--- Start PROVIDED INFORMATION ---
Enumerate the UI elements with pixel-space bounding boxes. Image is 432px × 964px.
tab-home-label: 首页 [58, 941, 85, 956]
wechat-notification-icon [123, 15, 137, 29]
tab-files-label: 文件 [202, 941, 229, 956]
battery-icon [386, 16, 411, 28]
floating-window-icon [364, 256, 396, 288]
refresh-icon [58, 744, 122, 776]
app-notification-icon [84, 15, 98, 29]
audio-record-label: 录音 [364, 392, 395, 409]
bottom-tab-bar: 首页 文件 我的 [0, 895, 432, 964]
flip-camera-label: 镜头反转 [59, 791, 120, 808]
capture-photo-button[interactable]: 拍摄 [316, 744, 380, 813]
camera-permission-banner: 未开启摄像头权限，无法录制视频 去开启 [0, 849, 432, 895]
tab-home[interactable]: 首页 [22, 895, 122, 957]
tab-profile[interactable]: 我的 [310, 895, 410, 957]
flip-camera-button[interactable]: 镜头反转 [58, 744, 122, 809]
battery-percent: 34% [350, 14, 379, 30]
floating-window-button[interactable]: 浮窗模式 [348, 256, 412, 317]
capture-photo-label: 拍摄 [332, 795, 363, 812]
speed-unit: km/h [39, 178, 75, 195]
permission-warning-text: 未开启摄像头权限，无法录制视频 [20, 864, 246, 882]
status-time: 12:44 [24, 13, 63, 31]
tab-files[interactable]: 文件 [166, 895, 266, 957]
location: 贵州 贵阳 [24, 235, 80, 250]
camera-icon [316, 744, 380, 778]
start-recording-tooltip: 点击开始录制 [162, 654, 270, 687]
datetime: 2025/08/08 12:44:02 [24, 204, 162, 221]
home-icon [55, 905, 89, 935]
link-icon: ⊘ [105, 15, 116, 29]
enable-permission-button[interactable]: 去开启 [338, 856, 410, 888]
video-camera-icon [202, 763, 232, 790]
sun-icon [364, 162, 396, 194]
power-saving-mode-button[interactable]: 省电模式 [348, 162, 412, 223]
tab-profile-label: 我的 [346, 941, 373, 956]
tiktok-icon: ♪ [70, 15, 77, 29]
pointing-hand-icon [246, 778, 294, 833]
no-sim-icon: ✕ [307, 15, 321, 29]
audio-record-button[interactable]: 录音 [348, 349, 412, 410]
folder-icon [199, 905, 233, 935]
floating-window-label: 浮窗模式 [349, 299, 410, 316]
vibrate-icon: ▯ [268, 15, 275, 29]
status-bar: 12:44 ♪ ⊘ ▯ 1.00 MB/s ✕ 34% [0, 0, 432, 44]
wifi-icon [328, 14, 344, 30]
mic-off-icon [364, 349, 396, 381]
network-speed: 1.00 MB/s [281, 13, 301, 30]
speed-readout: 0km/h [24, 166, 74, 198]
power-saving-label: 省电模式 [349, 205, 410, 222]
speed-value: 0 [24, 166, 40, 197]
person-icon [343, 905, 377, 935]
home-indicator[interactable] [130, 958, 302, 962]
--- End PROVIDED INFORMATION ---
▶ [INSTRUCTIONS FOR THE TASK]:
Copy the entries above line for line, with no changes.

▶ [THE ANSWER]:
Enumerate the UI elements with pixel-space bounding boxes. Image is 432px × 964px.
tab-home-label: 首页 [58, 941, 85, 956]
wechat-notification-icon [123, 15, 137, 29]
tab-files-label: 文件 [202, 941, 229, 956]
battery-icon [386, 16, 411, 28]
floating-window-icon [364, 256, 396, 288]
refresh-icon [58, 744, 122, 776]
app-notification-icon [84, 15, 98, 29]
audio-record-label: 录音 [364, 392, 395, 409]
bottom-tab-bar: 首页 文件 我的 [0, 895, 432, 964]
flip-camera-label: 镜头反转 [59, 791, 120, 808]
capture-photo-button[interactable]: 拍摄 [316, 744, 380, 813]
camera-permission-banner: 未开启摄像头权限，无法录制视频 去开启 [0, 849, 432, 895]
tab-home[interactable]: 首页 [22, 895, 122, 957]
tab-profile[interactable]: 我的 [310, 895, 410, 957]
flip-camera-button[interactable]: 镜头反转 [58, 744, 122, 809]
battery-percent: 34% [350, 14, 379, 30]
floating-window-button[interactable]: 浮窗模式 [348, 256, 412, 317]
capture-photo-label: 拍摄 [332, 795, 363, 812]
speed-unit: km/h [39, 178, 75, 195]
permission-warning-text: 未开启摄像头权限，无法录制视频 [20, 864, 246, 882]
status-time: 12:44 [24, 13, 63, 31]
tab-files[interactable]: 文件 [166, 895, 266, 957]
location: 贵州 贵阳 [24, 235, 80, 250]
camera-icon [316, 744, 380, 778]
start-recording-tooltip: 点击开始录制 [162, 654, 270, 687]
datetime: 2025/08/08 12:44:02 [24, 204, 162, 221]
home-icon [55, 905, 89, 935]
link-icon: ⊘ [105, 15, 116, 29]
enable-permission-button[interactable]: 去开启 [338, 856, 410, 888]
video-camera-icon [202, 763, 232, 790]
sun-icon [364, 162, 396, 194]
power-saving-mode-button[interactable]: 省电模式 [348, 162, 412, 223]
tab-profile-label: 我的 [346, 941, 373, 956]
tiktok-icon: ♪ [70, 15, 77, 29]
pointing-hand-icon [246, 778, 294, 833]
no-sim-icon: ✕ [307, 15, 321, 29]
audio-record-button[interactable]: 录音 [348, 349, 412, 410]
folder-icon [199, 905, 233, 935]
floating-window-label: 浮窗模式 [349, 299, 410, 316]
vibrate-icon: ▯ [268, 15, 275, 29]
status-bar: 12:44 ♪ ⊘ ▯ 1.00 MB/s ✕ 34% [0, 0, 432, 44]
wifi-icon [328, 14, 344, 30]
mic-off-icon [364, 349, 396, 381]
network-speed: 1.00 MB/s [281, 13, 301, 30]
speed-readout: 0km/h [24, 166, 74, 198]
power-saving-label: 省电模式 [349, 205, 410, 222]
speed-value: 0 [24, 166, 40, 197]
person-icon [343, 905, 377, 935]
home-indicator[interactable] [130, 958, 302, 962]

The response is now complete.